- THE REQUEST:
Below are some records; repeat them all exactly, minus the pictures.

- RECORD EXTRACTS:

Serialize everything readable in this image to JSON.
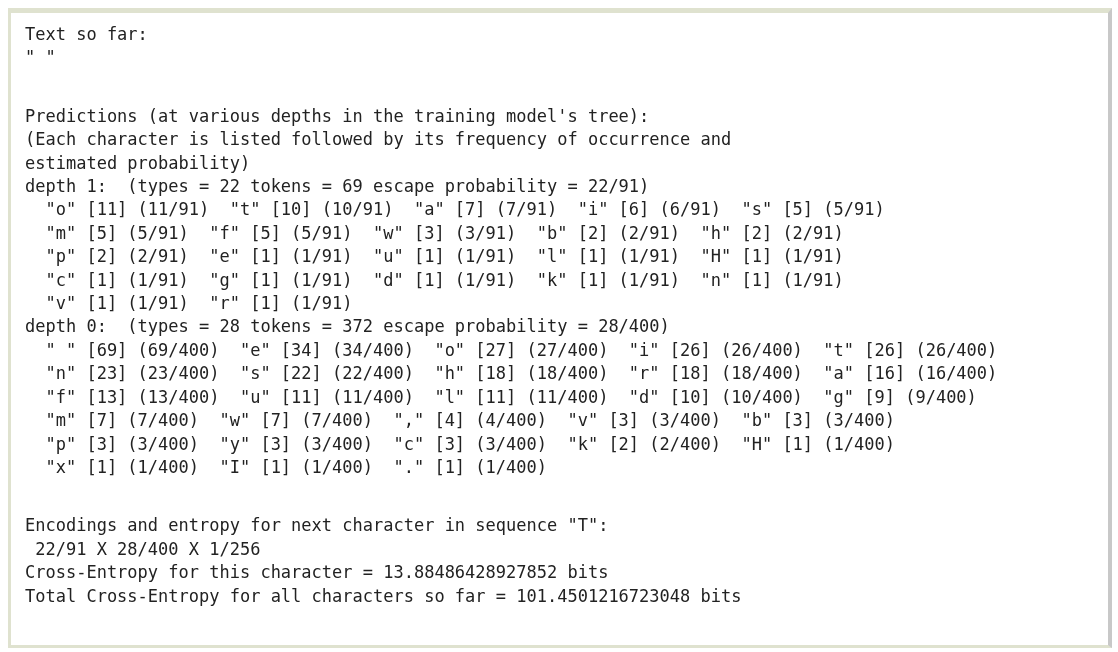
{
  "output": {
    "blocks": [
      {
        "lines": [
          {
            "kind": "line",
            "text": "Text so far:"
          },
          {
            "kind": "line",
            "text": "\" \""
          }
        ]
      },
      {
        "lines": [
          {
            "kind": "line",
            "text": "Predictions (at various depths in the training model's tree):"
          },
          {
            "kind": "line",
            "text": "(Each character is listed followed by its frequency of occurrence and"
          },
          {
            "kind": "line",
            "text": "estimated probability)"
          },
          {
            "kind": "line",
            "text": "depth 1:  (types = 22 tokens = 69 escape probability = 22/91)"
          },
          {
            "kind": "entries",
            "text": "\"o\" [11] (11/91)  \"t\" [10] (10/91)  \"a\" [7] (7/91)  \"i\" [6] (6/91)  \"s\" [5] (5/91)"
          },
          {
            "kind": "entries",
            "text": "\"m\" [5] (5/91)  \"f\" [5] (5/91)  \"w\" [3] (3/91)  \"b\" [2] (2/91)  \"h\" [2] (2/91)"
          },
          {
            "kind": "entries",
            "text": "\"p\" [2] (2/91)  \"e\" [1] (1/91)  \"u\" [1] (1/91)  \"l\" [1] (1/91)  \"H\" [1] (1/91)"
          },
          {
            "kind": "entries",
            "text": "\"c\" [1] (1/91)  \"g\" [1] (1/91)  \"d\" [1] (1/91)  \"k\" [1] (1/91)  \"n\" [1] (1/91)"
          },
          {
            "kind": "entries",
            "text": "\"v\" [1] (1/91)  \"r\" [1] (1/91)"
          },
          {
            "kind": "line",
            "text": "depth 0:  (types = 28 tokens = 372 escape probability = 28/400)"
          },
          {
            "kind": "entries",
            "text": "\" \" [69] (69/400)  \"e\" [34] (34/400)  \"o\" [27] (27/400)  \"i\" [26] (26/400)  \"t\" [26] (26/400)"
          },
          {
            "kind": "entries",
            "text": "\"n\" [23] (23/400)  \"s\" [22] (22/400)  \"h\" [18] (18/400)  \"r\" [18] (18/400)  \"a\" [16] (16/400)"
          },
          {
            "kind": "entries",
            "text": "\"f\" [13] (13/400)  \"u\" [11] (11/400)  \"l\" [11] (11/400)  \"d\" [10] (10/400)  \"g\" [9] (9/400)"
          },
          {
            "kind": "entries",
            "text": "\"m\" [7] (7/400)  \"w\" [7] (7/400)  \",\" [4] (4/400)  \"v\" [3] (3/400)  \"b\" [3] (3/400)"
          },
          {
            "kind": "entries",
            "text": "\"p\" [3] (3/400)  \"y\" [3] (3/400)  \"c\" [3] (3/400)  \"k\" [2] (2/400)  \"H\" [1] (1/400)"
          },
          {
            "kind": "entries",
            "text": "\"x\" [1] (1/400)  \"I\" [1] (1/400)  \".\" [1] (1/400)"
          }
        ]
      },
      {
        "lines": [
          {
            "kind": "line",
            "text": "Encodings and entropy for next character in sequence \"T\":"
          },
          {
            "kind": "formula",
            "text": "22/91 X 28/400 X 1/256"
          },
          {
            "kind": "line",
            "text": "Cross-Entropy for this character = 13.88486428927852 bits"
          },
          {
            "kind": "line",
            "text": "Total Cross-Entropy for all characters so far = 101.4501216723048 bits"
          }
        ]
      }
    ]
  }
}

- WRITTEN RESPONSE:
Serialize everything readable in this image to JSON.
{
  "output": {
    "blocks": [
      {
        "lines": [
          {
            "kind": "line",
            "text": "Text so far:"
          },
          {
            "kind": "line",
            "text": "\" \""
          }
        ]
      },
      {
        "lines": [
          {
            "kind": "line",
            "text": "Predictions (at various depths in the training model's tree):"
          },
          {
            "kind": "line",
            "text": "(Each character is listed followed by its frequency of occurrence and"
          },
          {
            "kind": "line",
            "text": "estimated probability)"
          },
          {
            "kind": "line",
            "text": "depth 1:  (types = 22 tokens = 69 escape probability = 22/91)"
          },
          {
            "kind": "entries",
            "text": "\"o\" [11] (11/91)  \"t\" [10] (10/91)  \"a\" [7] (7/91)  \"i\" [6] (6/91)  \"s\" [5] (5/91)"
          },
          {
            "kind": "entries",
            "text": "\"m\" [5] (5/91)  \"f\" [5] (5/91)  \"w\" [3] (3/91)  \"b\" [2] (2/91)  \"h\" [2] (2/91)"
          },
          {
            "kind": "entries",
            "text": "\"p\" [2] (2/91)  \"e\" [1] (1/91)  \"u\" [1] (1/91)  \"l\" [1] (1/91)  \"H\" [1] (1/91)"
          },
          {
            "kind": "entries",
            "text": "\"c\" [1] (1/91)  \"g\" [1] (1/91)  \"d\" [1] (1/91)  \"k\" [1] (1/91)  \"n\" [1] (1/91)"
          },
          {
            "kind": "entries",
            "text": "\"v\" [1] (1/91)  \"r\" [1] (1/91)"
          },
          {
            "kind": "line",
            "text": "depth 0:  (types = 28 tokens = 372 escape probability = 28/400)"
          },
          {
            "kind": "entries",
            "text": "\" \" [69] (69/400)  \"e\" [34] (34/400)  \"o\" [27] (27/400)  \"i\" [26] (26/400)  \"t\" [26] (26/400)"
          },
          {
            "kind": "entries",
            "text": "\"n\" [23] (23/400)  \"s\" [22] (22/400)  \"h\" [18] (18/400)  \"r\" [18] (18/400)  \"a\" [16] (16/400)"
          },
          {
            "kind": "entries",
            "text": "\"f\" [13] (13/400)  \"u\" [11] (11/400)  \"l\" [11] (11/400)  \"d\" [10] (10/400)  \"g\" [9] (9/400)"
          },
          {
            "kind": "entries",
            "text": "\"m\" [7] (7/400)  \"w\" [7] (7/400)  \",\" [4] (4/400)  \"v\" [3] (3/400)  \"b\" [3] (3/400)"
          },
          {
            "kind": "entries",
            "text": "\"p\" [3] (3/400)  \"y\" [3] (3/400)  \"c\" [3] (3/400)  \"k\" [2] (2/400)  \"H\" [1] (1/400)"
          },
          {
            "kind": "entries",
            "text": "\"x\" [1] (1/400)  \"I\" [1] (1/400)  \".\" [1] (1/400)"
          }
        ]
      },
      {
        "lines": [
          {
            "kind": "line",
            "text": "Encodings and entropy for next character in sequence \"T\":"
          },
          {
            "kind": "formula",
            "text": "22/91 X 28/400 X 1/256"
          },
          {
            "kind": "line",
            "text": "Cross-Entropy for this character = 13.88486428927852 bits"
          },
          {
            "kind": "line",
            "text": "Total Cross-Entropy for all characters so far = 101.4501216723048 bits"
          }
        ]
      }
    ]
  }
}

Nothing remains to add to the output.